- Goal
Can you transcribe every entry word for word, skipping the images?
====== Given data ======
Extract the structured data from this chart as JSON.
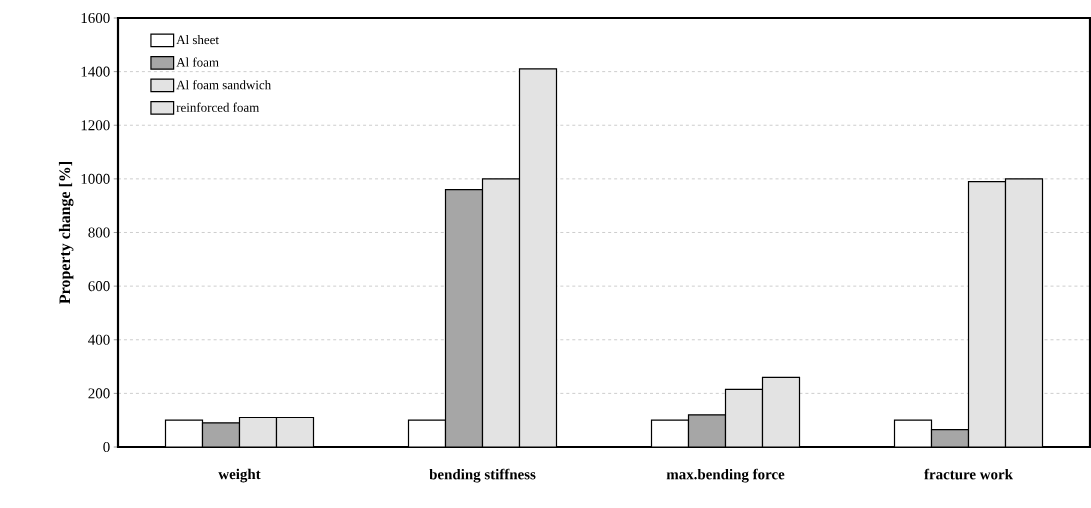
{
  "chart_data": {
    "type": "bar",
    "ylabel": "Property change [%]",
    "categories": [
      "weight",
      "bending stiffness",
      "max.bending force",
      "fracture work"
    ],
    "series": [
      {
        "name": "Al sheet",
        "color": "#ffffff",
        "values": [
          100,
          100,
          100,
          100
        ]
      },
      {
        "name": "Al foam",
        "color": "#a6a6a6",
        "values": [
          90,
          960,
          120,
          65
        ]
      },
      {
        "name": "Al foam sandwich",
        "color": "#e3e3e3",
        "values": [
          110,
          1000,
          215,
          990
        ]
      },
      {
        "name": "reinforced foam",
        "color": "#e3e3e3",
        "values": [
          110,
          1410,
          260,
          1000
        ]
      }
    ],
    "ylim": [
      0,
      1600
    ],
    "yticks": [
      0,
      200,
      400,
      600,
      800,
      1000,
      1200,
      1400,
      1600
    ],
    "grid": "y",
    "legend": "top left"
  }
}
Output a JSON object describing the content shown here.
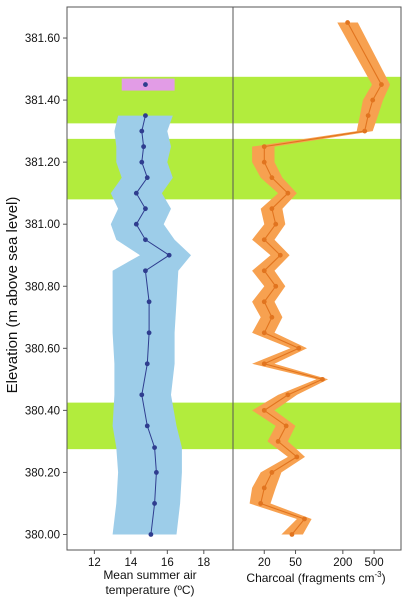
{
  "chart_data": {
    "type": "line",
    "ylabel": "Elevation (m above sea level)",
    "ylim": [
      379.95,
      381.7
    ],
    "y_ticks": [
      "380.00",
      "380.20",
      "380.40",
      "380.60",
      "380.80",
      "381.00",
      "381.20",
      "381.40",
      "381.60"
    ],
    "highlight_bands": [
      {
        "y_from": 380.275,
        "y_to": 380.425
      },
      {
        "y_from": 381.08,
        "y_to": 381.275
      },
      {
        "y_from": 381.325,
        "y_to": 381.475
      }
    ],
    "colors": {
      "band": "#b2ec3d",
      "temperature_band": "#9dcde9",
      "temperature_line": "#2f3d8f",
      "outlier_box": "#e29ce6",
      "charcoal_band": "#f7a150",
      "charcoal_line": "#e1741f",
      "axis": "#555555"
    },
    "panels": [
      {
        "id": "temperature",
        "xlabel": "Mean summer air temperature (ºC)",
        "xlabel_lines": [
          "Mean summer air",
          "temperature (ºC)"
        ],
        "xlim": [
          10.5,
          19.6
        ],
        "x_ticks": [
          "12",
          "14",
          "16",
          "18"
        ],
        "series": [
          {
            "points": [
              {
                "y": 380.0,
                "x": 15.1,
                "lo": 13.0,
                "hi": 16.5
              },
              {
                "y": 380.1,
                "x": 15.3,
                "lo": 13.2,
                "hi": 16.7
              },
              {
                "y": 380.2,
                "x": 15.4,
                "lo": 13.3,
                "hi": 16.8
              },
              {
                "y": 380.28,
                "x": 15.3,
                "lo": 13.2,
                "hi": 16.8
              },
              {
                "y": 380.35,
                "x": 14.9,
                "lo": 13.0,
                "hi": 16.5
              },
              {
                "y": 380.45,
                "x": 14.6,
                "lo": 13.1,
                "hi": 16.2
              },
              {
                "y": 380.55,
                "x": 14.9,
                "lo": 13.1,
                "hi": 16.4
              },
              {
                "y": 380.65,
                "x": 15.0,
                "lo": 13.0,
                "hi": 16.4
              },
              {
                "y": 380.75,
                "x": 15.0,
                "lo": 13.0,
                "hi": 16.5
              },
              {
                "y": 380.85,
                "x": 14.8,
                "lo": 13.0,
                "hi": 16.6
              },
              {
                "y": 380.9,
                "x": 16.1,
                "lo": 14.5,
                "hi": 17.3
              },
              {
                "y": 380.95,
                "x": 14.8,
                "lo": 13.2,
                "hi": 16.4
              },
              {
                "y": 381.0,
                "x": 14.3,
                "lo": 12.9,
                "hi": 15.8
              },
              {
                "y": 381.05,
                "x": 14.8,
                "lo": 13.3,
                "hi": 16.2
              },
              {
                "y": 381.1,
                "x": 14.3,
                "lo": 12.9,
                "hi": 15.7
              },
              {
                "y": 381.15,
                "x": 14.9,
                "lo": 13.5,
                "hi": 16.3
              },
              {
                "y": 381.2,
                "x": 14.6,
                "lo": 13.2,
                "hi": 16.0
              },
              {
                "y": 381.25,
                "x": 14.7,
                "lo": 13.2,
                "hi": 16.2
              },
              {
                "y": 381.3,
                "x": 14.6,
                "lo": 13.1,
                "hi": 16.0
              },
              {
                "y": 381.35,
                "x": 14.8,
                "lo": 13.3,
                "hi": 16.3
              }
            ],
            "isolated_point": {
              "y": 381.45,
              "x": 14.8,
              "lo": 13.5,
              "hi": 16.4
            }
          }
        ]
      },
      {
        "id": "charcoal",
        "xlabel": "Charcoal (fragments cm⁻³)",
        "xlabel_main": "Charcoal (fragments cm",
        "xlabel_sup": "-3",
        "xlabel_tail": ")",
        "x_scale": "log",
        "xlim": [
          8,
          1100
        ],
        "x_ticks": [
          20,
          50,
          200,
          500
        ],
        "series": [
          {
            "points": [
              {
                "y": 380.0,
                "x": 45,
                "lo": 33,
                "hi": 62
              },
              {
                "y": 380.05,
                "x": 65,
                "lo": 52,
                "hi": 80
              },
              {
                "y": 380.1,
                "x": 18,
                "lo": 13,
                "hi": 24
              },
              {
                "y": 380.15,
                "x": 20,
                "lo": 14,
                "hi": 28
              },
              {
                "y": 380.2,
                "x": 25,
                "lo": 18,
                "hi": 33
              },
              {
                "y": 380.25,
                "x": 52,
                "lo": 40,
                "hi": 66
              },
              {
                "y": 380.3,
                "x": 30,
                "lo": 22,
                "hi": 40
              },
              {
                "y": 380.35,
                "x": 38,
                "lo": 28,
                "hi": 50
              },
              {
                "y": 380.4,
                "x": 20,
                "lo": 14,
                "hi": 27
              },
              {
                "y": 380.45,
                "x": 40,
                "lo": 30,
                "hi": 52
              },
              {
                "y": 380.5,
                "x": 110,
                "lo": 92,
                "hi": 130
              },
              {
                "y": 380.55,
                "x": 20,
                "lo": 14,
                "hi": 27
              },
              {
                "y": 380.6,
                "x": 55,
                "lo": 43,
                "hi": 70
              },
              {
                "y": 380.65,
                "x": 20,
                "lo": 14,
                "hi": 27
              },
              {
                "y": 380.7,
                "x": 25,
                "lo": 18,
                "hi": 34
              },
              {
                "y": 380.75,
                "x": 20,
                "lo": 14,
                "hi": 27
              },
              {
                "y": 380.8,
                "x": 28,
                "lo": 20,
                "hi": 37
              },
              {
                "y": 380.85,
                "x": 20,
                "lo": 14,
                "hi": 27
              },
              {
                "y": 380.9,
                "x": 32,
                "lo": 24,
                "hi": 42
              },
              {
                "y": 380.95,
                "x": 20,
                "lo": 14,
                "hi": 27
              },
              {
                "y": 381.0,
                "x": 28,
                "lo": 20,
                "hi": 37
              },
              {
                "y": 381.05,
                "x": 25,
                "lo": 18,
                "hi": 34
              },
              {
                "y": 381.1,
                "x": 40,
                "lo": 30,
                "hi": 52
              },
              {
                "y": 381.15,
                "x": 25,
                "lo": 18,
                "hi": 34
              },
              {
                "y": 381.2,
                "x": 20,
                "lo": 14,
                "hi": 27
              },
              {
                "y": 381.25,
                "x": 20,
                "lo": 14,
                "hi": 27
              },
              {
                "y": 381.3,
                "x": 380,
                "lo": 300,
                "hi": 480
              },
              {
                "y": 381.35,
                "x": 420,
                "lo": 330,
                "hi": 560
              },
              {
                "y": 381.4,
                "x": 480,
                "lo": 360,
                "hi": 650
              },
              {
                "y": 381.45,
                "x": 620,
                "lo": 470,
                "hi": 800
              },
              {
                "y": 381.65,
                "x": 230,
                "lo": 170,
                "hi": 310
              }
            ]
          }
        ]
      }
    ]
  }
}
======
- Response to the task
Extract the structured data from this chart as JSON.
{
  "chart_data": {
    "type": "bar",
    "ylabel": "Property change [%]",
    "categories": [
      "weight",
      "bending stiffness",
      "max.bending force",
      "fracture work"
    ],
    "series": [
      {
        "name": "Al sheet",
        "color": "#ffffff",
        "values": [
          100,
          100,
          100,
          100
        ]
      },
      {
        "name": "Al foam",
        "color": "#a6a6a6",
        "values": [
          90,
          960,
          120,
          65
        ]
      },
      {
        "name": "Al foam sandwich",
        "color": "#e3e3e3",
        "values": [
          110,
          1000,
          215,
          990
        ]
      },
      {
        "name": "reinforced foam",
        "color": "#e3e3e3",
        "values": [
          110,
          1410,
          260,
          1000
        ]
      }
    ],
    "ylim": [
      0,
      1600
    ],
    "yticks": [
      0,
      200,
      400,
      600,
      800,
      1000,
      1200,
      1400,
      1600
    ],
    "grid": "y",
    "legend": "top left"
  }
}
Output a JSON object describing the content shown here.
{
  "chart_data": {
    "type": "line",
    "ylabel": "Elevation (m above sea level)",
    "ylim": [
      379.95,
      381.7
    ],
    "y_ticks": [
      "380.00",
      "380.20",
      "380.40",
      "380.60",
      "380.80",
      "381.00",
      "381.20",
      "381.40",
      "381.60"
    ],
    "highlight_bands": [
      {
        "y_from": 380.275,
        "y_to": 380.425
      },
      {
        "y_from": 381.08,
        "y_to": 381.275
      },
      {
        "y_from": 381.325,
        "y_to": 381.475
      }
    ],
    "colors": {
      "band": "#b2ec3d",
      "temperature_band": "#9dcde9",
      "temperature_line": "#2f3d8f",
      "outlier_box": "#e29ce6",
      "charcoal_band": "#f7a150",
      "charcoal_line": "#e1741f",
      "axis": "#555555"
    },
    "panels": [
      {
        "id": "temperature",
        "xlabel": "Mean summer air temperature (ºC)",
        "xlabel_lines": [
          "Mean summer air",
          "temperature (ºC)"
        ],
        "xlim": [
          10.5,
          19.6
        ],
        "x_ticks": [
          "12",
          "14",
          "16",
          "18"
        ],
        "series": [
          {
            "points": [
              {
                "y": 380.0,
                "x": 15.1,
                "lo": 13.0,
                "hi": 16.5
              },
              {
                "y": 380.1,
                "x": 15.3,
                "lo": 13.2,
                "hi": 16.7
              },
              {
                "y": 380.2,
                "x": 15.4,
                "lo": 13.3,
                "hi": 16.8
              },
              {
                "y": 380.28,
                "x": 15.3,
                "lo": 13.2,
                "hi": 16.8
              },
              {
                "y": 380.35,
                "x": 14.9,
                "lo": 13.0,
                "hi": 16.5
              },
              {
                "y": 380.45,
                "x": 14.6,
                "lo": 13.1,
                "hi": 16.2
              },
              {
                "y": 380.55,
                "x": 14.9,
                "lo": 13.1,
                "hi": 16.4
              },
              {
                "y": 380.65,
                "x": 15.0,
                "lo": 13.0,
                "hi": 16.4
              },
              {
                "y": 380.75,
                "x": 15.0,
                "lo": 13.0,
                "hi": 16.5
              },
              {
                "y": 380.85,
                "x": 14.8,
                "lo": 13.0,
                "hi": 16.6
              },
              {
                "y": 380.9,
                "x": 16.1,
                "lo": 14.5,
                "hi": 17.3
              },
              {
                "y": 380.95,
                "x": 14.8,
                "lo": 13.2,
                "hi": 16.4
              },
              {
                "y": 381.0,
                "x": 14.3,
                "lo": 12.9,
                "hi": 15.8
              },
              {
                "y": 381.05,
                "x": 14.8,
                "lo": 13.3,
                "hi": 16.2
              },
              {
                "y": 381.1,
                "x": 14.3,
                "lo": 12.9,
                "hi": 15.7
              },
              {
                "y": 381.15,
                "x": 14.9,
                "lo": 13.5,
                "hi": 16.3
              },
              {
                "y": 381.2,
                "x": 14.6,
                "lo": 13.2,
                "hi": 16.0
              },
              {
                "y": 381.25,
                "x": 14.7,
                "lo": 13.2,
                "hi": 16.2
              },
              {
                "y": 381.3,
                "x": 14.6,
                "lo": 13.1,
                "hi": 16.0
              },
              {
                "y": 381.35,
                "x": 14.8,
                "lo": 13.3,
                "hi": 16.3
              }
            ],
            "isolated_point": {
              "y": 381.45,
              "x": 14.8,
              "lo": 13.5,
              "hi": 16.4
            }
          }
        ]
      },
      {
        "id": "charcoal",
        "xlabel": "Charcoal (fragments cm⁻³)",
        "xlabel_main": "Charcoal (fragments cm",
        "xlabel_sup": "-3",
        "xlabel_tail": ")",
        "x_scale": "log",
        "xlim": [
          8,
          1100
        ],
        "x_ticks": [
          20,
          50,
          200,
          500
        ],
        "series": [
          {
            "points": [
              {
                "y": 380.0,
                "x": 45,
                "lo": 33,
                "hi": 62
              },
              {
                "y": 380.05,
                "x": 65,
                "lo": 52,
                "hi": 80
              },
              {
                "y": 380.1,
                "x": 18,
                "lo": 13,
                "hi": 24
              },
              {
                "y": 380.15,
                "x": 20,
                "lo": 14,
                "hi": 28
              },
              {
                "y": 380.2,
                "x": 25,
                "lo": 18,
                "hi": 33
              },
              {
                "y": 380.25,
                "x": 52,
                "lo": 40,
                "hi": 66
              },
              {
                "y": 380.3,
                "x": 30,
                "lo": 22,
                "hi": 40
              },
              {
                "y": 380.35,
                "x": 38,
                "lo": 28,
                "hi": 50
              },
              {
                "y": 380.4,
                "x": 20,
                "lo": 14,
                "hi": 27
              },
              {
                "y": 380.45,
                "x": 40,
                "lo": 30,
                "hi": 52
              },
              {
                "y": 380.5,
                "x": 110,
                "lo": 92,
                "hi": 130
              },
              {
                "y": 380.55,
                "x": 20,
                "lo": 14,
                "hi": 27
              },
              {
                "y": 380.6,
                "x": 55,
                "lo": 43,
                "hi": 70
              },
              {
                "y": 380.65,
                "x": 20,
                "lo": 14,
                "hi": 27
              },
              {
                "y": 380.7,
                "x": 25,
                "lo": 18,
                "hi": 34
              },
              {
                "y": 380.75,
                "x": 20,
                "lo": 14,
                "hi": 27
              },
              {
                "y": 380.8,
                "x": 28,
                "lo": 20,
                "hi": 37
              },
              {
                "y": 380.85,
                "x": 20,
                "lo": 14,
                "hi": 27
              },
              {
                "y": 380.9,
                "x": 32,
                "lo": 24,
                "hi": 42
              },
              {
                "y": 380.95,
                "x": 20,
                "lo": 14,
                "hi": 27
              },
              {
                "y": 381.0,
                "x": 28,
                "lo": 20,
                "hi": 37
              },
              {
                "y": 381.05,
                "x": 25,
                "lo": 18,
                "hi": 34
              },
              {
                "y": 381.1,
                "x": 40,
                "lo": 30,
                "hi": 52
              },
              {
                "y": 381.15,
                "x": 25,
                "lo": 18,
                "hi": 34
              },
              {
                "y": 381.2,
                "x": 20,
                "lo": 14,
                "hi": 27
              },
              {
                "y": 381.25,
                "x": 20,
                "lo": 14,
                "hi": 27
              },
              {
                "y": 381.3,
                "x": 380,
                "lo": 300,
                "hi": 480
              },
              {
                "y": 381.35,
                "x": 420,
                "lo": 330,
                "hi": 560
              },
              {
                "y": 381.4,
                "x": 480,
                "lo": 360,
                "hi": 650
              },
              {
                "y": 381.45,
                "x": 620,
                "lo": 470,
                "hi": 800
              },
              {
                "y": 381.65,
                "x": 230,
                "lo": 170,
                "hi": 310
              }
            ]
          }
        ]
      }
    ]
  }
}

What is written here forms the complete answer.